Polecenie:
Przepisz, proszę, wszystkie poniższe wiersze bez żadnych zmian. Obrazy pomiń w odpowiedzi.

Dane o rozmieszczeniu elementów:
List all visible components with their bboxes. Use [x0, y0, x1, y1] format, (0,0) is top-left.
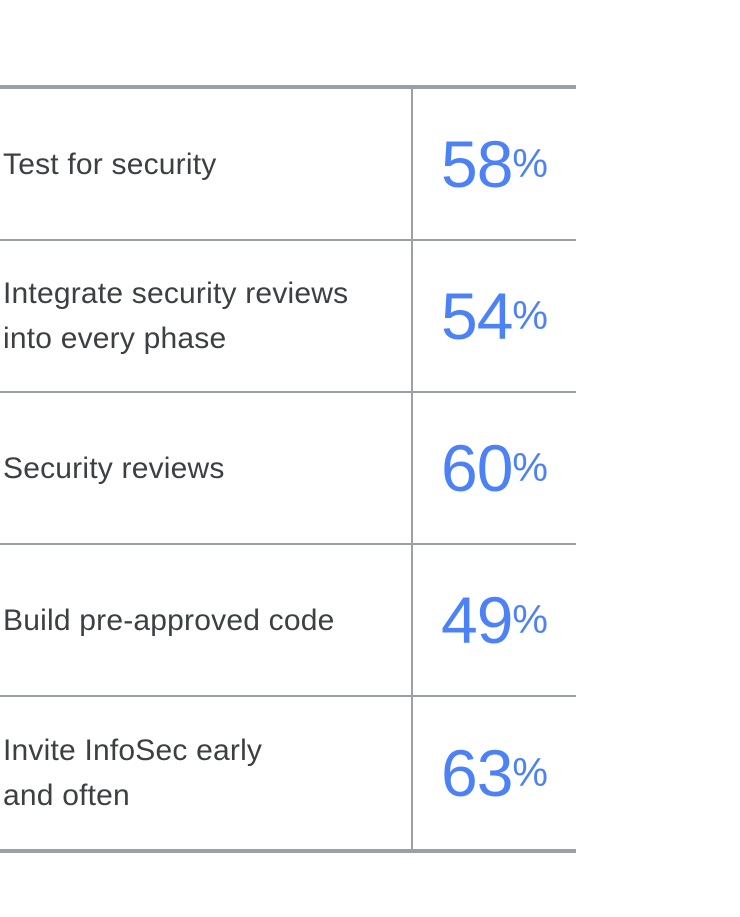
percent-sign: % [512, 750, 548, 795]
value-cell: 49% [413, 545, 576, 695]
practice-label: Build pre-approved code [3, 603, 335, 637]
table-row: Test for security 58% [0, 89, 576, 241]
security-practices-table: Test for security 58% Integrate security… [0, 85, 576, 853]
percent-value: 60 [441, 431, 513, 505]
label-cell: Invite InfoSec early and often [0, 697, 413, 849]
percent-value: 58 [441, 127, 513, 201]
practice-label: Test for security [3, 147, 217, 181]
table-row: Security reviews 60% [0, 393, 576, 545]
percent-sign: % [512, 445, 548, 490]
percent-value: 63 [441, 736, 513, 810]
table-row: Invite InfoSec early and often 63% [0, 697, 576, 849]
percent-sign: % [512, 597, 548, 642]
practice-label: Invite InfoSec early and often [3, 734, 263, 812]
value-cell: 63% [413, 697, 576, 849]
value-cell: 58% [413, 89, 576, 239]
percent-sign: % [512, 293, 548, 338]
practice-label: Integrate security reviews into every ph… [3, 277, 349, 355]
percent-sign: % [512, 141, 548, 186]
value-cell: 54% [413, 241, 576, 391]
label-cell: Test for security [0, 89, 413, 239]
label-cell: Integrate security reviews into every ph… [0, 241, 413, 391]
percent-value: 54 [441, 279, 513, 353]
percent-value: 49 [441, 583, 513, 657]
value-cell: 60% [413, 393, 576, 543]
table-row: Build pre-approved code 49% [0, 545, 576, 697]
label-cell: Security reviews [0, 393, 413, 543]
label-cell: Build pre-approved code [0, 545, 413, 695]
practice-label: Security reviews [3, 451, 225, 485]
table-row: Integrate security reviews into every ph… [0, 241, 576, 393]
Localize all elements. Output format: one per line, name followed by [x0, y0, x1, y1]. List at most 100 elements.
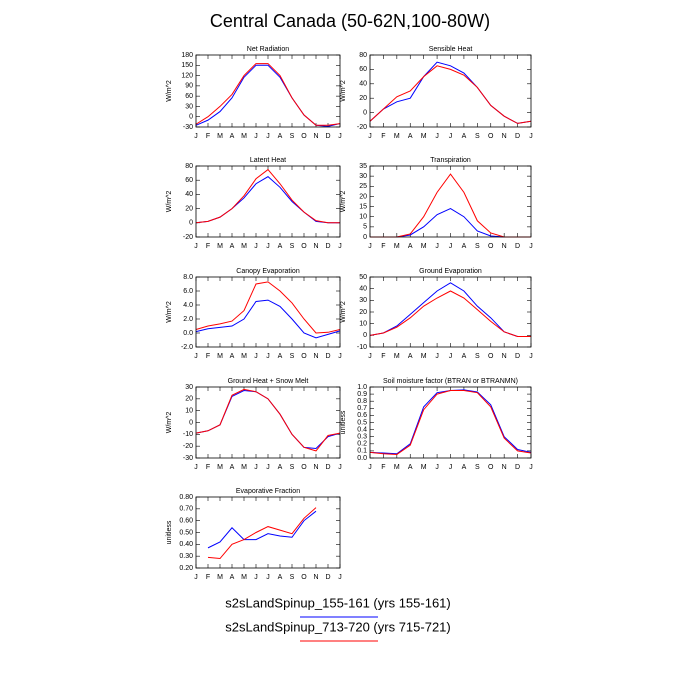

Odpowiedź pisemna:
List all visible components with their bboxes. Use [x0, y0, x1, y1] format, (0,0) is top-left.
percent-sign: % [512, 750, 548, 795]
value-cell: 49% [413, 545, 576, 695]
practice-label: Build pre-approved code [3, 603, 335, 637]
table-row: Test for security 58% [0, 89, 576, 241]
security-practices-table: Test for security 58% Integrate security… [0, 85, 576, 853]
percent-value: 60 [441, 431, 513, 505]
label-cell: Invite InfoSec early and often [0, 697, 413, 849]
percent-value: 58 [441, 127, 513, 201]
practice-label: Test for security [3, 147, 217, 181]
table-row: Security reviews 60% [0, 393, 576, 545]
percent-sign: % [512, 445, 548, 490]
percent-value: 63 [441, 736, 513, 810]
table-row: Invite InfoSec early and often 63% [0, 697, 576, 849]
percent-sign: % [512, 597, 548, 642]
practice-label: Invite InfoSec early and often [3, 734, 263, 812]
value-cell: 63% [413, 697, 576, 849]
value-cell: 58% [413, 89, 576, 239]
percent-sign: % [512, 293, 548, 338]
practice-label: Integrate security reviews into every ph… [3, 277, 349, 355]
percent-sign: % [512, 141, 548, 186]
value-cell: 54% [413, 241, 576, 391]
label-cell: Test for security [0, 89, 413, 239]
label-cell: Integrate security reviews into every ph… [0, 241, 413, 391]
percent-value: 54 [441, 279, 513, 353]
percent-value: 49 [441, 583, 513, 657]
value-cell: 60% [413, 393, 576, 543]
table-row: Build pre-approved code 49% [0, 545, 576, 697]
label-cell: Security reviews [0, 393, 413, 543]
label-cell: Build pre-approved code [0, 545, 413, 695]
practice-label: Security reviews [3, 451, 225, 485]
table-row: Integrate security reviews into every ph… [0, 241, 576, 393]
Localize all elements. Output format: one per line, name followed by [x0, y0, x1, y1]. List at most 100 elements.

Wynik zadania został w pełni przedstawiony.